(Figure contents as structured data)
┄┄┄┄┄┄┄┄┄┄┄┄┄┄┄┄┄┄┄┄

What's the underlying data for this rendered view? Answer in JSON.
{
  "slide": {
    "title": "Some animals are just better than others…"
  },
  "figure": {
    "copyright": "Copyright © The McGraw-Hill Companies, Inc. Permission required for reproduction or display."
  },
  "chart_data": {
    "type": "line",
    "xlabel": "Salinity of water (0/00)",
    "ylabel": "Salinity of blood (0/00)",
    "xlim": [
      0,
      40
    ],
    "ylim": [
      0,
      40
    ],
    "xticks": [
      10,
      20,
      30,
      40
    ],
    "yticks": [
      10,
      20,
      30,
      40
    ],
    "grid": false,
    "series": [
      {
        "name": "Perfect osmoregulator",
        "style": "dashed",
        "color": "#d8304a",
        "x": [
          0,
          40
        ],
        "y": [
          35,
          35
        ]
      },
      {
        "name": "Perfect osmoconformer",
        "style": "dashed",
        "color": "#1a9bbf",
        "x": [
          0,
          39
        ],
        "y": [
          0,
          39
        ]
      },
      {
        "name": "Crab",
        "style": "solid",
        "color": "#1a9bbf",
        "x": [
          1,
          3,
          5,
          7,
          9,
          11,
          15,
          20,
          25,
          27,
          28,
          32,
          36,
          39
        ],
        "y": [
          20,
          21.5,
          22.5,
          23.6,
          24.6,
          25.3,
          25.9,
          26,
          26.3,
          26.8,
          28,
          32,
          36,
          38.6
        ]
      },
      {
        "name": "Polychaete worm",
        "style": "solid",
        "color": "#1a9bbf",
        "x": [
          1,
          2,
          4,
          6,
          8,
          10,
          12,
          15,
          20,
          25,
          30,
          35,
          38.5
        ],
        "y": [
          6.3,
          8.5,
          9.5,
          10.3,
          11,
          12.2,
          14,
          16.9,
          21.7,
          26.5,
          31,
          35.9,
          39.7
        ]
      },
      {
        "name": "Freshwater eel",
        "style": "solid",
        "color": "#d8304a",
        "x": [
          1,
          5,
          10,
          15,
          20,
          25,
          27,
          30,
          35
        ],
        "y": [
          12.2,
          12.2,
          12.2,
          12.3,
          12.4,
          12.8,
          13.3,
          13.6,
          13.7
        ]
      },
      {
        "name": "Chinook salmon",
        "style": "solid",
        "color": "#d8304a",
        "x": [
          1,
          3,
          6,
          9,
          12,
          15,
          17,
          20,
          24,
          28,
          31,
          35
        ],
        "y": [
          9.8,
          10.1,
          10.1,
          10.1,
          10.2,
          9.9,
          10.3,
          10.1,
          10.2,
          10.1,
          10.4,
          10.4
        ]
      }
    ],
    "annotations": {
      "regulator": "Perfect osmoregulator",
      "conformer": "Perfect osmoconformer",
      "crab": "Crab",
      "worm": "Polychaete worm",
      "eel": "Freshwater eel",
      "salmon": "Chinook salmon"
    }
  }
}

┄┄┄┄┄┄┄┄┄┄┄┄┄┄┄┄┄┄┄┄

- Work required: Report the number of lines in the entries above that include the string "Perfect". Give nothing but the number.

- Solved problem: 4